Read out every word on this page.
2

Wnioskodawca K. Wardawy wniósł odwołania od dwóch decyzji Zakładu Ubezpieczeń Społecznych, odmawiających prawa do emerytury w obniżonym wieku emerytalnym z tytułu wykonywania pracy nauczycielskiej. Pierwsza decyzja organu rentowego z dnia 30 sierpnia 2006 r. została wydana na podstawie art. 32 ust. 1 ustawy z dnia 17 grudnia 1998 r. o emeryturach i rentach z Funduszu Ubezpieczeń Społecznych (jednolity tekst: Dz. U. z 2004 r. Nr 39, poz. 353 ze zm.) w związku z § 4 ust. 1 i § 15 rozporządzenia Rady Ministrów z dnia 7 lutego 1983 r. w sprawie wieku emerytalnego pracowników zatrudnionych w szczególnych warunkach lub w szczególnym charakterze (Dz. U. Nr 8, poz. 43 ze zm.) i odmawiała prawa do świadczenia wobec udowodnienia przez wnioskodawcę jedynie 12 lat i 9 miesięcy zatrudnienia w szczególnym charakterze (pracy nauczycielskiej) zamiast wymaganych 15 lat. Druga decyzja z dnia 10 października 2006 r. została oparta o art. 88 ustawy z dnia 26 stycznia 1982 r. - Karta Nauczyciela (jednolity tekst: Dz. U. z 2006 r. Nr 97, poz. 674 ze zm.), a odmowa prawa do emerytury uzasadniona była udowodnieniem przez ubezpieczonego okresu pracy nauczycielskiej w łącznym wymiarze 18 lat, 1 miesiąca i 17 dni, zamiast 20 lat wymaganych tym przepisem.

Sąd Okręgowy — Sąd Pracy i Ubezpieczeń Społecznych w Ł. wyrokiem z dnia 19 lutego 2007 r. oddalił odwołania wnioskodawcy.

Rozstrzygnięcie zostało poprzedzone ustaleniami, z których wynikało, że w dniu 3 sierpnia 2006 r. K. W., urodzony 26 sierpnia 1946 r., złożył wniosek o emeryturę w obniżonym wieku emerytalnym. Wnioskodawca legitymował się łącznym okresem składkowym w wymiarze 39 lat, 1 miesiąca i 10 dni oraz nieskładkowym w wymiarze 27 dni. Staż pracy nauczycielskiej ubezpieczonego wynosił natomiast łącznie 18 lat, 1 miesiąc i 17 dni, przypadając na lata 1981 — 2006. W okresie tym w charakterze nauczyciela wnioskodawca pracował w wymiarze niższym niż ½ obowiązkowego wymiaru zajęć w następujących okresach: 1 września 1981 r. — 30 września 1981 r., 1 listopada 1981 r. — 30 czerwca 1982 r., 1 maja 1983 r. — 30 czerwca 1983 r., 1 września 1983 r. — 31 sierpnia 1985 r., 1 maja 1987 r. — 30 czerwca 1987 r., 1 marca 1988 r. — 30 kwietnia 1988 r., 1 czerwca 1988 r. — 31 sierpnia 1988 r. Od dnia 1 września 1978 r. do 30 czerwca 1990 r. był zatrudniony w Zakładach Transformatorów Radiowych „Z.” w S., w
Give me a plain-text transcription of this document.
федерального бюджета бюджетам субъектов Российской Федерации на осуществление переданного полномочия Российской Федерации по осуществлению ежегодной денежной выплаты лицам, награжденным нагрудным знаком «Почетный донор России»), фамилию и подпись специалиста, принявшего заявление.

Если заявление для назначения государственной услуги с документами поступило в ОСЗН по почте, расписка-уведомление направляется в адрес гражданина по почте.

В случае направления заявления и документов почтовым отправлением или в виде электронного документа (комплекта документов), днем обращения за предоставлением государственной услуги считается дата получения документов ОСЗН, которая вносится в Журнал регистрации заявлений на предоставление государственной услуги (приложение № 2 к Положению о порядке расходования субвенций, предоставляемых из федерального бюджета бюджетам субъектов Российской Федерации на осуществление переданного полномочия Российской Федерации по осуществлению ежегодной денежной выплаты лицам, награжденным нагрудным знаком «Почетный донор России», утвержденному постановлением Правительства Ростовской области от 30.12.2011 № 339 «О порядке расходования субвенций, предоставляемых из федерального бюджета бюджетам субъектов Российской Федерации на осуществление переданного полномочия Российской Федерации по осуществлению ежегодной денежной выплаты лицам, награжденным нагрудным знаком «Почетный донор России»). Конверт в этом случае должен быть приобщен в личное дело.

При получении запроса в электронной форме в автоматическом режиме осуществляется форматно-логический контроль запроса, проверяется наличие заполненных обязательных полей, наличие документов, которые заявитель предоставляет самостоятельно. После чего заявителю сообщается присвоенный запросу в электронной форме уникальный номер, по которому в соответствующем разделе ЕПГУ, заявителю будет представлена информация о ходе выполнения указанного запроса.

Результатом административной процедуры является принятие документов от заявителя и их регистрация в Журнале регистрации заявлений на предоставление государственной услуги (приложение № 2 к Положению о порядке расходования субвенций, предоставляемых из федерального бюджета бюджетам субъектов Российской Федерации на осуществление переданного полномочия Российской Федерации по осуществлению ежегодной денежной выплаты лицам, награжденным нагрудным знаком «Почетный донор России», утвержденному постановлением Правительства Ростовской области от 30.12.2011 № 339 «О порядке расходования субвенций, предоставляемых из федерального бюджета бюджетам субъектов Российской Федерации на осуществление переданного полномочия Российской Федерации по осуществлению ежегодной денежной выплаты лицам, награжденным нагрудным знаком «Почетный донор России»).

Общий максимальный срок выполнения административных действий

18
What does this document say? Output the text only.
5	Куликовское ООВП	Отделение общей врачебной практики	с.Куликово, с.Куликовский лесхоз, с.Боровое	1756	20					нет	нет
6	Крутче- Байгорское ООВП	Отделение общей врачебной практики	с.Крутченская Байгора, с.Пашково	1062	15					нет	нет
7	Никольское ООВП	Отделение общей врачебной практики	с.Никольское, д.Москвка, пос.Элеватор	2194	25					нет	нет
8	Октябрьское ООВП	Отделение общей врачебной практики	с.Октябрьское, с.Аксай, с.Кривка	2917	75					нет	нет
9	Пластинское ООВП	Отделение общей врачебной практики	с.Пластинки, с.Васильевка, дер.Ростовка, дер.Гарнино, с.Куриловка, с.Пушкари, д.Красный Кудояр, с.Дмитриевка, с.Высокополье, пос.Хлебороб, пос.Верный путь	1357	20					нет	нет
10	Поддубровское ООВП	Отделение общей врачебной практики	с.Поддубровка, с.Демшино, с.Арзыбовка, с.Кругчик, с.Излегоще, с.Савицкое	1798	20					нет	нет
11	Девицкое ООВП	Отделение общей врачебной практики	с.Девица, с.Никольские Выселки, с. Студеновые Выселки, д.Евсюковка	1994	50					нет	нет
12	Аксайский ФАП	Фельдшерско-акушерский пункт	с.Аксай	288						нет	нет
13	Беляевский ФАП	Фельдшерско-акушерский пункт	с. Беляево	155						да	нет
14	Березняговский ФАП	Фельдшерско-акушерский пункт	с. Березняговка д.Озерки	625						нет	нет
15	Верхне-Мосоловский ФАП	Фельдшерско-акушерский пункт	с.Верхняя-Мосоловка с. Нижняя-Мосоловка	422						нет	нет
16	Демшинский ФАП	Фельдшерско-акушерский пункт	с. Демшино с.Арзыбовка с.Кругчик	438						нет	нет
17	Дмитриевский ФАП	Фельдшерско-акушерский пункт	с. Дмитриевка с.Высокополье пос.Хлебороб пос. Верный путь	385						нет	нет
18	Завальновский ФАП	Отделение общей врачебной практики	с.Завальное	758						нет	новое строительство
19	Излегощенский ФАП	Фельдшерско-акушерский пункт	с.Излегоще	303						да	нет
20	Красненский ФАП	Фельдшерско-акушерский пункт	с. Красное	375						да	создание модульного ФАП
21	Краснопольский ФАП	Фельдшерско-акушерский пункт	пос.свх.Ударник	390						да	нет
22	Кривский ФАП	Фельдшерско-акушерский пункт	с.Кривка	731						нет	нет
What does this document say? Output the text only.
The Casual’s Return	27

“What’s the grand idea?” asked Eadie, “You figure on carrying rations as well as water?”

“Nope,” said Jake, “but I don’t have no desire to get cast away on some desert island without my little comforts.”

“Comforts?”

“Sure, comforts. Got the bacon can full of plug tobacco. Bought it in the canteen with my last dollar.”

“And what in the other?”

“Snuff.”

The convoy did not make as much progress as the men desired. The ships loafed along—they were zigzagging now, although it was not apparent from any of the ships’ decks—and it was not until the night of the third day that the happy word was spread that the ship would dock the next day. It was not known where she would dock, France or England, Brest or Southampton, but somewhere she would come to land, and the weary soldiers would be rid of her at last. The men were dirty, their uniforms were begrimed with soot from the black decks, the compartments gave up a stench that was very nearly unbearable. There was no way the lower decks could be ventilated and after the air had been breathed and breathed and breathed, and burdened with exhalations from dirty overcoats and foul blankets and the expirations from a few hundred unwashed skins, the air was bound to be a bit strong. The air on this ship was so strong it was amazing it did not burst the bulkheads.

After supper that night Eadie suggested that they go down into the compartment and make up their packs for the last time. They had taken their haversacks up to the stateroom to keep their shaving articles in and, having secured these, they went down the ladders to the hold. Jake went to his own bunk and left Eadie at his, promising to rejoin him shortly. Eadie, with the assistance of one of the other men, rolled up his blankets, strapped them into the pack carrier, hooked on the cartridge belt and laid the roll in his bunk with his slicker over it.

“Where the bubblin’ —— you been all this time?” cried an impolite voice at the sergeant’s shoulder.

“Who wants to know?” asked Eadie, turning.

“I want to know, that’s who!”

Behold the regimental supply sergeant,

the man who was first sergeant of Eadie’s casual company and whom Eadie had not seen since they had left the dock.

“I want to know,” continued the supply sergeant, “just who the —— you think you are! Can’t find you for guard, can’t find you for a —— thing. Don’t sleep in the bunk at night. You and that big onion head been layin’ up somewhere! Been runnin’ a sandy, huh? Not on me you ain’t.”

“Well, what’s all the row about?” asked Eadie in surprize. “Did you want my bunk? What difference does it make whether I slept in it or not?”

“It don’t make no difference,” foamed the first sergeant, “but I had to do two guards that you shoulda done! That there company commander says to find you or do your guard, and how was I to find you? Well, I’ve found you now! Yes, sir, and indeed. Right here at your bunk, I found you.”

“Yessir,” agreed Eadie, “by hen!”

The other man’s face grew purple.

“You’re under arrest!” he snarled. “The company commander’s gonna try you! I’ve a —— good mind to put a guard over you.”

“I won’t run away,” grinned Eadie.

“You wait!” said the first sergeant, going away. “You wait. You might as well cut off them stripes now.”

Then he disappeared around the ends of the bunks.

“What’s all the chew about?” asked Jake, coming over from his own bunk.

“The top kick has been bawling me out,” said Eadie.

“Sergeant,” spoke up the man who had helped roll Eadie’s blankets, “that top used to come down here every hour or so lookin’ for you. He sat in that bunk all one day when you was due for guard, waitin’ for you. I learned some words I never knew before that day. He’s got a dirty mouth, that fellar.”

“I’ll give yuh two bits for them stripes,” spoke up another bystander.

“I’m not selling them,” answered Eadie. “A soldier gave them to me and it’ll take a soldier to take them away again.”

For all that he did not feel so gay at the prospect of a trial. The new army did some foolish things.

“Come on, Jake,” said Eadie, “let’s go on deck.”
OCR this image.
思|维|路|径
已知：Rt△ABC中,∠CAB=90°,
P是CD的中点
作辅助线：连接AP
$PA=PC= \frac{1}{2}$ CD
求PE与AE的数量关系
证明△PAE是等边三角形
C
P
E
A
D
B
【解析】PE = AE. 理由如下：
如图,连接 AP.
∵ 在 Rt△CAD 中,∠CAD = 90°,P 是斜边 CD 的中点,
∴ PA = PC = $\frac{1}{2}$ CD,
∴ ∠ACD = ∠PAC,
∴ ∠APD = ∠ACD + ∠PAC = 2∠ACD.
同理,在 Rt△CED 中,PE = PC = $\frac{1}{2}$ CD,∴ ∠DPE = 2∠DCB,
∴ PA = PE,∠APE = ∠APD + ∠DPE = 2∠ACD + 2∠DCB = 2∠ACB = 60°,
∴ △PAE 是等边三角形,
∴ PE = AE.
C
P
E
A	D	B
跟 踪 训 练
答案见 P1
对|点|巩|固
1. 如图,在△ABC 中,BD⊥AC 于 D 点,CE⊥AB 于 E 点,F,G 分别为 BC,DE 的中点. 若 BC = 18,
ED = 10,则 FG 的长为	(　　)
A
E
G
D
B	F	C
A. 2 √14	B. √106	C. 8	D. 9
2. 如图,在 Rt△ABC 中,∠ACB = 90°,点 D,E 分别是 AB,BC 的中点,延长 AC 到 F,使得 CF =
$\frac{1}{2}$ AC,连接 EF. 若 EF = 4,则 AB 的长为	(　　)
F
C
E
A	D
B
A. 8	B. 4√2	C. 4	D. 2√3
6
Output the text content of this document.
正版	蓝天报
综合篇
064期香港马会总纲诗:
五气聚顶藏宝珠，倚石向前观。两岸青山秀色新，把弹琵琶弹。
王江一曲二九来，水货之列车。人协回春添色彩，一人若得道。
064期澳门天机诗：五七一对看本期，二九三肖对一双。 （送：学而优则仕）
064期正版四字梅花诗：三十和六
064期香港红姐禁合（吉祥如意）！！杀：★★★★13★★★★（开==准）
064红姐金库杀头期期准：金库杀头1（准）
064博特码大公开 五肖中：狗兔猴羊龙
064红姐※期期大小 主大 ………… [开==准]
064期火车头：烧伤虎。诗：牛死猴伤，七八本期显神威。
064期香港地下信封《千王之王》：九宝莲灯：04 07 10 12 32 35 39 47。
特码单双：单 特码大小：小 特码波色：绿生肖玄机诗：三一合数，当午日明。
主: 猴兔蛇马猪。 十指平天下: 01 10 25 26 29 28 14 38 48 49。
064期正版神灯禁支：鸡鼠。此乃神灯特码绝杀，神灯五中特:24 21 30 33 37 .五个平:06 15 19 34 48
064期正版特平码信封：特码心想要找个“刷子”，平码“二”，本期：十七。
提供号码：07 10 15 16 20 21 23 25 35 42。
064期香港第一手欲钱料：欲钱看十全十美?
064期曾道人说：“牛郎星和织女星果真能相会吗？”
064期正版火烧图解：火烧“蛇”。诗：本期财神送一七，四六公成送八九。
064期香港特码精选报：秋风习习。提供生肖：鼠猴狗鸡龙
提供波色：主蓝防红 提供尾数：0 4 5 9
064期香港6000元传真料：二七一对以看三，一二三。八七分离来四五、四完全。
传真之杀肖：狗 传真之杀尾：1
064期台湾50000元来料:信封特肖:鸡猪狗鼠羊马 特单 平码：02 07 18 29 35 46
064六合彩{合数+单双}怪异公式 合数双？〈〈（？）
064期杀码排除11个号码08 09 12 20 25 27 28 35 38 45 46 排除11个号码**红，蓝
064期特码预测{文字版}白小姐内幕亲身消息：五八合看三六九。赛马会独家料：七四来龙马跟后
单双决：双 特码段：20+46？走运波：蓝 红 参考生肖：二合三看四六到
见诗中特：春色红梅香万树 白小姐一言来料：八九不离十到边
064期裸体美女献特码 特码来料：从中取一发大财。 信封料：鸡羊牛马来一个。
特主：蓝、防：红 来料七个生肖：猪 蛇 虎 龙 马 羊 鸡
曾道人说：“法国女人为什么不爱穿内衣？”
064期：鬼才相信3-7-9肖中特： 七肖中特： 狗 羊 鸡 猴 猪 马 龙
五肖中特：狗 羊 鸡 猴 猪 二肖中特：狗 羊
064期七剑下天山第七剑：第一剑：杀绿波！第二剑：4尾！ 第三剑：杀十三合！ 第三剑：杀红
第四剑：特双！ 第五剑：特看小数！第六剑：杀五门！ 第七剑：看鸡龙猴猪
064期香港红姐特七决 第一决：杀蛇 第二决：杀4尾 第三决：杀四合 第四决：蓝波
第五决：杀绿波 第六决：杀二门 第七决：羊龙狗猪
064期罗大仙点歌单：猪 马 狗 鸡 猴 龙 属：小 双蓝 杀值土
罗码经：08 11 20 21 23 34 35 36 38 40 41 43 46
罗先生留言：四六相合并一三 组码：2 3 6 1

————————

Only the lines from the one that contains "Output the text content of this document." through the last line should be repeated, each exactly as it stands, with both ends included.

Output the text content of this document.
正版	蓝天报
综合篇
064期香港马会总纲诗:
五气聚顶藏宝珠，倚石向前观。两岸青山秀色新，把弹琵琶弹。
王江一曲二九来，水货之列车。人协回春添色彩，一人若得道。
064期澳门天机诗：五七一对看本期，二九三肖对一双。 （送：学而优则仕）
064期正版四字梅花诗：三十和六
064期香港红姐禁合（吉祥如意）！！杀：★★★★13★★★★（开==准）
064红姐金库杀头期期准：金库杀头1（准）
064博特码大公开 五肖中：狗兔猴羊龙
064红姐※期期大小 主大 ………… [开==准]
064期火车头：烧伤虎。诗：牛死猴伤，七八本期显神威。
064期香港地下信封《千王之王》：九宝莲灯：04 07 10 12 32 35 39 47。
特码单双：单 特码大小：小 特码波色：绿生肖玄机诗：三一合数，当午日明。
主: 猴兔蛇马猪。 十指平天下: 01 10 25 26 29 28 14 38 48 49。
064期正版神灯禁支：鸡鼠。此乃神灯特码绝杀，神灯五中特:24 21 30 33 37 .五个平:06 15 19 34 48
064期正版特平码信封：特码心想要找个“刷子”，平码“二”，本期：十七。
提供号码：07 10 15 16 20 21 23 25 35 42。
064期香港第一手欲钱料：欲钱看十全十美?
064期曾道人说：“牛郎星和织女星果真能相会吗？”
064期正版火烧图解：火烧“蛇”。诗：本期财神送一七，四六公成送八九。
064期香港特码精选报：秋风习习。提供生肖：鼠猴狗鸡龙
提供波色：主蓝防红 提供尾数：0 4 5 9
064期香港6000元传真料：二七一对以看三，一二三。八七分离来四五、四完全。
传真之杀肖：狗 传真之杀尾：1
064期台湾50000元来料:信封特肖:鸡猪狗鼠羊马 特单 平码：02 07 18 29 35 46
064六合彩{合数+单双}怪异公式 合数双？〈〈（？）
064期杀码排除11个号码08 09 12 20 25 27 28 35 38 45 46 排除11个号码**红，蓝
064期特码预测{文字版}白小姐内幕亲身消息：五八合看三六九。赛马会独家料：七四来龙马跟后
单双决：双 特码段：20+46？走运波：蓝 红 参考生肖：二合三看四六到
见诗中特：春色红梅香万树 白小姐一言来料：八九不离十到边
064期裸体美女献特码 特码来料：从中取一发大财。 信封料：鸡羊牛马来一个。
特主：蓝、防：红 来料七个生肖：猪 蛇 虎 龙 马 羊 鸡
曾道人说：“法国女人为什么不爱穿内衣？”
064期：鬼才相信3-7-9肖中特： 七肖中特： 狗 羊 鸡 猴 猪 马 龙
五肖中特：狗 羊 鸡 猴 猪 二肖中特：狗 羊
064期七剑下天山第七剑：第一剑：杀绿波！第二剑：4尾！ 第三剑：杀十三合！ 第三剑：杀红
第四剑：特双！ 第五剑：特看小数！第六剑：杀五门！ 第七剑：看鸡龙猴猪
064期香港红姐特七决 第一决：杀蛇 第二决：杀4尾 第三决：杀四合 第四决：蓝波
第五决：杀绿波 第六决：杀二门 第七决：羊龙狗猪
064期罗大仙点歌单：猪 马 狗 鸡 猴 龙 属：小 双蓝 杀值土
罗码经：08 11 20 21 23 34 35 36 38 40 41 43 46
罗先生留言：四六相合并一三 组码：2 3 6 1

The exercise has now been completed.